Written problem
Report how many lines below contain the word "交通工具", and give only that number.

Supplied records
-- -- --

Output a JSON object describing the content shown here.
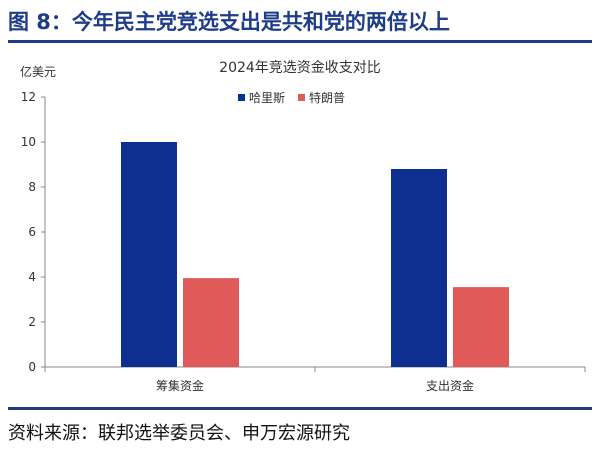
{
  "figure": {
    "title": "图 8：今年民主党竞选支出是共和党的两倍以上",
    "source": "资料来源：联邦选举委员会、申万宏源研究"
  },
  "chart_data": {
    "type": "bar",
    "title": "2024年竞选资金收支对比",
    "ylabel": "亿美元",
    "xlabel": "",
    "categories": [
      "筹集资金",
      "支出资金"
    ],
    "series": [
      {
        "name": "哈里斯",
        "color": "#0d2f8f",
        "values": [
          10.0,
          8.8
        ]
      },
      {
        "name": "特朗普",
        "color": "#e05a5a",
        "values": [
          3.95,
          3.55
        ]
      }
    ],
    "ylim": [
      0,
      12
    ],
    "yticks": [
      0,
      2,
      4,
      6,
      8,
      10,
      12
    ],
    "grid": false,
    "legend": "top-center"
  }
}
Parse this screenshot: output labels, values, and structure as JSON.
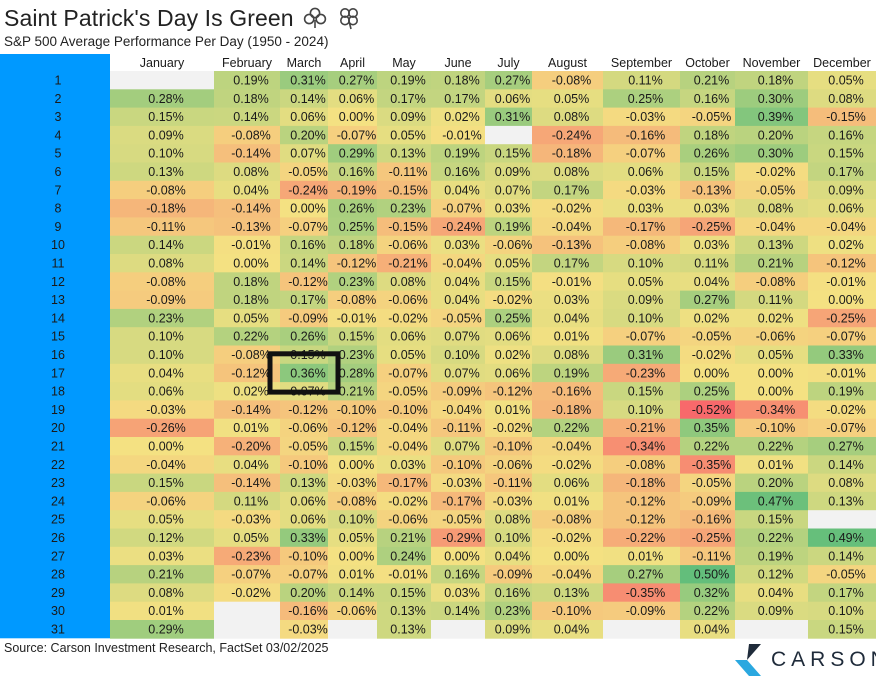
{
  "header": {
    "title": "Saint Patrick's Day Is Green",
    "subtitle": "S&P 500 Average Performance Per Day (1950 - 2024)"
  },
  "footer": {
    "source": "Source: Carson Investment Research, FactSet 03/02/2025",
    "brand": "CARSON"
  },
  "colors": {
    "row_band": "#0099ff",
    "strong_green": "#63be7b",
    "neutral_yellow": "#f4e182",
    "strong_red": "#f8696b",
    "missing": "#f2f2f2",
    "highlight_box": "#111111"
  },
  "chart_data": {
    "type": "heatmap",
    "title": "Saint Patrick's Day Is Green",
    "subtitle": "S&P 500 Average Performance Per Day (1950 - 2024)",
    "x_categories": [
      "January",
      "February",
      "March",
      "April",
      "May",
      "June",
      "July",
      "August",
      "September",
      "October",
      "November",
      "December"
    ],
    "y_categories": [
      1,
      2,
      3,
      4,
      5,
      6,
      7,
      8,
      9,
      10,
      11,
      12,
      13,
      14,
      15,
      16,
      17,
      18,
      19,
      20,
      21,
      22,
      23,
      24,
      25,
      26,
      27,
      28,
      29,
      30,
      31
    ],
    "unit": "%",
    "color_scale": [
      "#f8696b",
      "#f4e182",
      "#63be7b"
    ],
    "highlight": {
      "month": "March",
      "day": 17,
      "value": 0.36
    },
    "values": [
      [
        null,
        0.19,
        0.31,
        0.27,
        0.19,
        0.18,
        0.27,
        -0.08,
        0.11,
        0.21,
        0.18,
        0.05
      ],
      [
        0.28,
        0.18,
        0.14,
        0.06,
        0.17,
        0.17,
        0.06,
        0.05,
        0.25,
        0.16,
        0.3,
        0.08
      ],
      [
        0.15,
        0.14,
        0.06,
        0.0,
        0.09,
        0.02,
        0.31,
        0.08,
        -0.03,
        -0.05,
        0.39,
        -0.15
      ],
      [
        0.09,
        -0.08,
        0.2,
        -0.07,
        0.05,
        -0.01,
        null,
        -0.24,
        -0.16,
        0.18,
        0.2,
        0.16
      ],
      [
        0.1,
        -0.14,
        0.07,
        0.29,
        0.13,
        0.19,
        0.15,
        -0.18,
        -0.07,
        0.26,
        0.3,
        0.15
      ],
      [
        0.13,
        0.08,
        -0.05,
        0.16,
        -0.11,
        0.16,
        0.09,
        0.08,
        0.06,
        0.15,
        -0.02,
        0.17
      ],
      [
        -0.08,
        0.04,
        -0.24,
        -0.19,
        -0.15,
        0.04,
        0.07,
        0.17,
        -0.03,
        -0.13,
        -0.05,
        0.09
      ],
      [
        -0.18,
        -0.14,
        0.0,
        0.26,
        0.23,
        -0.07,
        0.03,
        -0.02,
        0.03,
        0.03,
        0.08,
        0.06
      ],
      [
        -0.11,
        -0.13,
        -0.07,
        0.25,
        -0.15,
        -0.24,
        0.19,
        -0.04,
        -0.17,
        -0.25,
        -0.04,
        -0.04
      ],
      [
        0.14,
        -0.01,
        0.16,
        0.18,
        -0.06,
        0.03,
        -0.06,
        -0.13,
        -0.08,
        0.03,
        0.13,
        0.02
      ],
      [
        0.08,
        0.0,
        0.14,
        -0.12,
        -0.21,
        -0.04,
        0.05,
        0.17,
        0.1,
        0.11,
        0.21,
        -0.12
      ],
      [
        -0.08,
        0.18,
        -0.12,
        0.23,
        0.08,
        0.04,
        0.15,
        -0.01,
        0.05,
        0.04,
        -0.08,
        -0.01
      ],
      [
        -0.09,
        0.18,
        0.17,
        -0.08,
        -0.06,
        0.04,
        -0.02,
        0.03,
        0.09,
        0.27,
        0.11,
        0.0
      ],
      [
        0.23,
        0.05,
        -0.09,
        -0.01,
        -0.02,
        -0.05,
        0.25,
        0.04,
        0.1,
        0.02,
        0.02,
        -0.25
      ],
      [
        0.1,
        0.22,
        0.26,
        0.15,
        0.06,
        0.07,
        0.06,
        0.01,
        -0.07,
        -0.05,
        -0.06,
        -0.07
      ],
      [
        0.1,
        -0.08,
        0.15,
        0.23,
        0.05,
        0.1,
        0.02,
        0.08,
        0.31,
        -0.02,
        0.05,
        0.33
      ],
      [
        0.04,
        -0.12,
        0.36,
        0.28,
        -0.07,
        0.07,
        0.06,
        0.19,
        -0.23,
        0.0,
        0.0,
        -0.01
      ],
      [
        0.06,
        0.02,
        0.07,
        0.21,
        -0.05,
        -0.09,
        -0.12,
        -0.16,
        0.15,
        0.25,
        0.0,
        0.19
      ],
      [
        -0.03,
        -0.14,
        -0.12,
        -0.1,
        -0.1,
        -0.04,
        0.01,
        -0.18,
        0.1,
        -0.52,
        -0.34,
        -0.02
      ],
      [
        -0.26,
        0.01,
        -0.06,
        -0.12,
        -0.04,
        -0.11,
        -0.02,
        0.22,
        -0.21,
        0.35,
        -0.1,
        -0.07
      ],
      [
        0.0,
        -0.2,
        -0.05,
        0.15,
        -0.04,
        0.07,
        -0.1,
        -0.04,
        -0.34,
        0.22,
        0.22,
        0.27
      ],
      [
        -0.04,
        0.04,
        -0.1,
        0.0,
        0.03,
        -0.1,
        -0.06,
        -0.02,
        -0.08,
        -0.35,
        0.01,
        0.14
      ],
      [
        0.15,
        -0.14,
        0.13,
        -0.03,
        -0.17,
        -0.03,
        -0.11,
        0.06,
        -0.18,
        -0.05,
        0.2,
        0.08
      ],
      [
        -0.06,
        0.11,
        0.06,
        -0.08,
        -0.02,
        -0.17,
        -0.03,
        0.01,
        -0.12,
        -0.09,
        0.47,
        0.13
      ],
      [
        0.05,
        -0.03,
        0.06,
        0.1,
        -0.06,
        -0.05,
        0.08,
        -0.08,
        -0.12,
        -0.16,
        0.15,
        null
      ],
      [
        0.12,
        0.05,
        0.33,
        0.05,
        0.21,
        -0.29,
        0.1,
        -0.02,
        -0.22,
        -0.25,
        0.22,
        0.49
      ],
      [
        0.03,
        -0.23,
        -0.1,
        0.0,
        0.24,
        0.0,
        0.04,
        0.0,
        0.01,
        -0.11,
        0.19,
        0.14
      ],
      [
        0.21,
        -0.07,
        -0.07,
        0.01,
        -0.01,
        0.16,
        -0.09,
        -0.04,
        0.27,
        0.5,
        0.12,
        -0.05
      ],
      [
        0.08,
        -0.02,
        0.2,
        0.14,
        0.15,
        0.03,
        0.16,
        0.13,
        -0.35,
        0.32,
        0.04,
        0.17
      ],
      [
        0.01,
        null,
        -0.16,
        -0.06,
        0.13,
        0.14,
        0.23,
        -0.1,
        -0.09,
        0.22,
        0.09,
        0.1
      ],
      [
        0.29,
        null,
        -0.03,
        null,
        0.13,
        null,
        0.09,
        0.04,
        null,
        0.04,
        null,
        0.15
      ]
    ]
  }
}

-- -- --

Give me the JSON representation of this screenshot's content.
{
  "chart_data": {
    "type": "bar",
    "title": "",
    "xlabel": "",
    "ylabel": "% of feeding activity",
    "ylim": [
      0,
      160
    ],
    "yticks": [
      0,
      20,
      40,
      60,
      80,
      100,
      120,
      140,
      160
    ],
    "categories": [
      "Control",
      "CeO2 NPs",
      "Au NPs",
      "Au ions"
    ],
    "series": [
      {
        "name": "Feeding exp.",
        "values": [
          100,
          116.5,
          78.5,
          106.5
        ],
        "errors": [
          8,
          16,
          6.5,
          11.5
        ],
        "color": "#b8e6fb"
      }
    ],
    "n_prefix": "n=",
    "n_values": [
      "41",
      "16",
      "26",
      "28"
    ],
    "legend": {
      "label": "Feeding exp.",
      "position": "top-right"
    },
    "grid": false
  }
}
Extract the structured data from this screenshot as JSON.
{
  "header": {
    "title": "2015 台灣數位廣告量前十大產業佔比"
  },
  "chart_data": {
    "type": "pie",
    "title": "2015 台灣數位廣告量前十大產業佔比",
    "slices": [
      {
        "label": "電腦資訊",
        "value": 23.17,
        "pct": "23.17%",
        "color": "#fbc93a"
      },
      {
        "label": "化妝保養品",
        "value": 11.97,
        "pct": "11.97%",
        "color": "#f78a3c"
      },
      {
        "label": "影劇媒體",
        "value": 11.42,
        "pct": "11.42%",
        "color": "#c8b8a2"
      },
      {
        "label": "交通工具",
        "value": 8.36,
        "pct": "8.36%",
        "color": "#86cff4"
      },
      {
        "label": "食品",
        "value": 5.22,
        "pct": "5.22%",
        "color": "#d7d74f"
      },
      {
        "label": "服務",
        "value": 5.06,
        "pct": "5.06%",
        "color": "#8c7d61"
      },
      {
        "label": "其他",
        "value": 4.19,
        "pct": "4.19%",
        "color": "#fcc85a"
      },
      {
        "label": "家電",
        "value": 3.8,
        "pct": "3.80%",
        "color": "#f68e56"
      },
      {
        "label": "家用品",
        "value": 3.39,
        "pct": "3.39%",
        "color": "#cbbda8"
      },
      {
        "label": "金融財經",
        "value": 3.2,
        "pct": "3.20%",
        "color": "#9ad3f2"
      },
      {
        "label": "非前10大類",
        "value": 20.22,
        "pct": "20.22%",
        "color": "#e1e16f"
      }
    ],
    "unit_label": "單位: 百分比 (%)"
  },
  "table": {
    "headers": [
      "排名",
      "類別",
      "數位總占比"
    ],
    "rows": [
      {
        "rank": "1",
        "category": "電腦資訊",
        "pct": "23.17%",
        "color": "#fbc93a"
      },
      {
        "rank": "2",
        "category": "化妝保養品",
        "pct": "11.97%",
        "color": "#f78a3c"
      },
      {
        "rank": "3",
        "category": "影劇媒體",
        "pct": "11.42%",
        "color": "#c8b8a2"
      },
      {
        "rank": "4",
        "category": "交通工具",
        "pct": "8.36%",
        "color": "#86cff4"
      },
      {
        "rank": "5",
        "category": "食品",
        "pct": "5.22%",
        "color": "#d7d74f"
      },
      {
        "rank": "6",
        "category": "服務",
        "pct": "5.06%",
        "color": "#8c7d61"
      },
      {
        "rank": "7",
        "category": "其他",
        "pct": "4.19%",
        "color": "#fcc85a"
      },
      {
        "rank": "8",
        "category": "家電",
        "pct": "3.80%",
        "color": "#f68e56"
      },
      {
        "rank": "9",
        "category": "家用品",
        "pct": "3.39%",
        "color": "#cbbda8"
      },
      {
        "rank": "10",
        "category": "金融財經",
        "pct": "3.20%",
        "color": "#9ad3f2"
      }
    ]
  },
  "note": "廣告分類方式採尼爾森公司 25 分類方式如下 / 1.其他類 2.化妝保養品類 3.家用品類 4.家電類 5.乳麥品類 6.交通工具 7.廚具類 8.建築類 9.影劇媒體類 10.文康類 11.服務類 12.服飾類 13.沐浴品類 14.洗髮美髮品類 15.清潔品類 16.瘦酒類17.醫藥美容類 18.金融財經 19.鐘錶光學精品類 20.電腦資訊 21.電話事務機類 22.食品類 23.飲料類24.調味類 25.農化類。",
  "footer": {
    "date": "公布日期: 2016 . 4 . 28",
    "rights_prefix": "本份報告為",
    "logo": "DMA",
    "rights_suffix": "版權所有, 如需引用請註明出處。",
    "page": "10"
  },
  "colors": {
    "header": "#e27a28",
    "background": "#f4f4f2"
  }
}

-- -- --

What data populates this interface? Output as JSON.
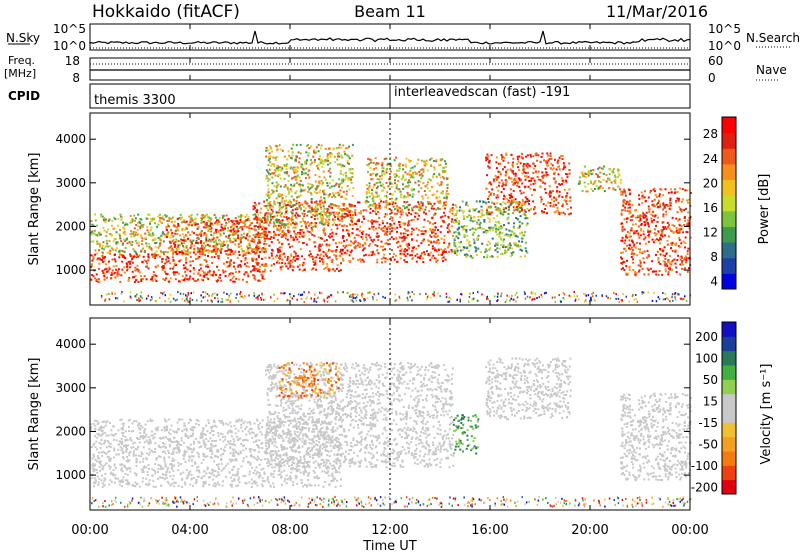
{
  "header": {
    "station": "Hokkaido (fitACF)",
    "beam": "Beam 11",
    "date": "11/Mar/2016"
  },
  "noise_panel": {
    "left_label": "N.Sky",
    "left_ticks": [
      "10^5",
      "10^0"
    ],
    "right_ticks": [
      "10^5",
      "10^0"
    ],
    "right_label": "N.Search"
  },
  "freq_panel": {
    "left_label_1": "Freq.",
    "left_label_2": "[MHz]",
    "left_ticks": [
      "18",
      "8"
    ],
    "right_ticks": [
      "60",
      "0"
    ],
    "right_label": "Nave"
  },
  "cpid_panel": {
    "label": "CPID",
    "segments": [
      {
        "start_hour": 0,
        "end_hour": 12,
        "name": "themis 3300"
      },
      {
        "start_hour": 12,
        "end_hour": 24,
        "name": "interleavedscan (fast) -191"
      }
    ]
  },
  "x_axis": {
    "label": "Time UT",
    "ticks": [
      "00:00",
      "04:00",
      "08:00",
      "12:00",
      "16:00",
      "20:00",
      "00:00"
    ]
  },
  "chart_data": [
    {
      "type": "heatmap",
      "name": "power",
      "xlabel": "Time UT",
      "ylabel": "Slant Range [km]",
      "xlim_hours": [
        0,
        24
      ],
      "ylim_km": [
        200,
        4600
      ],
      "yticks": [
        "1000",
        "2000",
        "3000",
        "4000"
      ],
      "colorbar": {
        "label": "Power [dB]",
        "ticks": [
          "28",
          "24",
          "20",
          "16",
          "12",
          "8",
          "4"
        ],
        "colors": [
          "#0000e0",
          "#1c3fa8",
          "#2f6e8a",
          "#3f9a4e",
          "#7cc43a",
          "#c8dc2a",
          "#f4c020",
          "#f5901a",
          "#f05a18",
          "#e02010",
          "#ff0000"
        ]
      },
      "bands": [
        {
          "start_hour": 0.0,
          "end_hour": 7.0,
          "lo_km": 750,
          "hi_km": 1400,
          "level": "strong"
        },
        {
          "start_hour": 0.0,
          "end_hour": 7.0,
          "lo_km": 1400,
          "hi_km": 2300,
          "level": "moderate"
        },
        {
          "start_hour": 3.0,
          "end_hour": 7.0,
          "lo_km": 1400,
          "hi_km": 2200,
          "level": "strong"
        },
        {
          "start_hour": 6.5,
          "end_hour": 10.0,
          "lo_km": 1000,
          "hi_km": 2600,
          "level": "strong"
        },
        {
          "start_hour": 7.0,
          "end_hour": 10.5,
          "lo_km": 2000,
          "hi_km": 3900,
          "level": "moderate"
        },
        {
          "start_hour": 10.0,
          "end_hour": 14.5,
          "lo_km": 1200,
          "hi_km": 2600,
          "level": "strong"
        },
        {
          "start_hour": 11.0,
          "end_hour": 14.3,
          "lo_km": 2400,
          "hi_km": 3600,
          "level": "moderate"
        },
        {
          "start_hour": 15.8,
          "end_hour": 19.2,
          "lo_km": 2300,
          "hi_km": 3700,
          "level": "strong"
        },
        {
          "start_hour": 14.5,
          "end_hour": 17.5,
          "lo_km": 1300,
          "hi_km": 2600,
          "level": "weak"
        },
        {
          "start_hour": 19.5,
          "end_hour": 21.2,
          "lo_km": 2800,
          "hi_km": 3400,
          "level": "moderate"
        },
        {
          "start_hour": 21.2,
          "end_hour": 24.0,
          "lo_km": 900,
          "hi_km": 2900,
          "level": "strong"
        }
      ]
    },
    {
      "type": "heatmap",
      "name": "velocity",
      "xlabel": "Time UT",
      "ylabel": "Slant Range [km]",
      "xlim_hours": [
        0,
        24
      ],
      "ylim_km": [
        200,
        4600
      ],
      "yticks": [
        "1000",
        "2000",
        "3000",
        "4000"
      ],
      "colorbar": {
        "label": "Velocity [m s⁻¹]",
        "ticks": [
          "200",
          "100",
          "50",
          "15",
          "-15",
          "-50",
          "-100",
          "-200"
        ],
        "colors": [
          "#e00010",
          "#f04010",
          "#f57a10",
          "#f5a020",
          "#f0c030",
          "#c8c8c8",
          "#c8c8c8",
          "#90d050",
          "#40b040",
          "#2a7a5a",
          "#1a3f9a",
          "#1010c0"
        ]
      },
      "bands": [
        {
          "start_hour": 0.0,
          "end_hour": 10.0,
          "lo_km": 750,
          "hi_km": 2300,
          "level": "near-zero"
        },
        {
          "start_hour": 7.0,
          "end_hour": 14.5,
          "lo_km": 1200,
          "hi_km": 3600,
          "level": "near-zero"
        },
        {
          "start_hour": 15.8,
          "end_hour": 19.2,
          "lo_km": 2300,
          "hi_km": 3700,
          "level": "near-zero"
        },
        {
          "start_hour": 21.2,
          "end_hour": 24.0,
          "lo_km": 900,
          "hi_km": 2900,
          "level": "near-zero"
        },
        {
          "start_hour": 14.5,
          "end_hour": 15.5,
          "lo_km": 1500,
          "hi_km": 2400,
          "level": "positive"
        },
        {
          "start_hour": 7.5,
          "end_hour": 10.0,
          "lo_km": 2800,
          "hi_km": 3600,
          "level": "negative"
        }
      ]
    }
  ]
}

-- -- --

Output for this exercise
3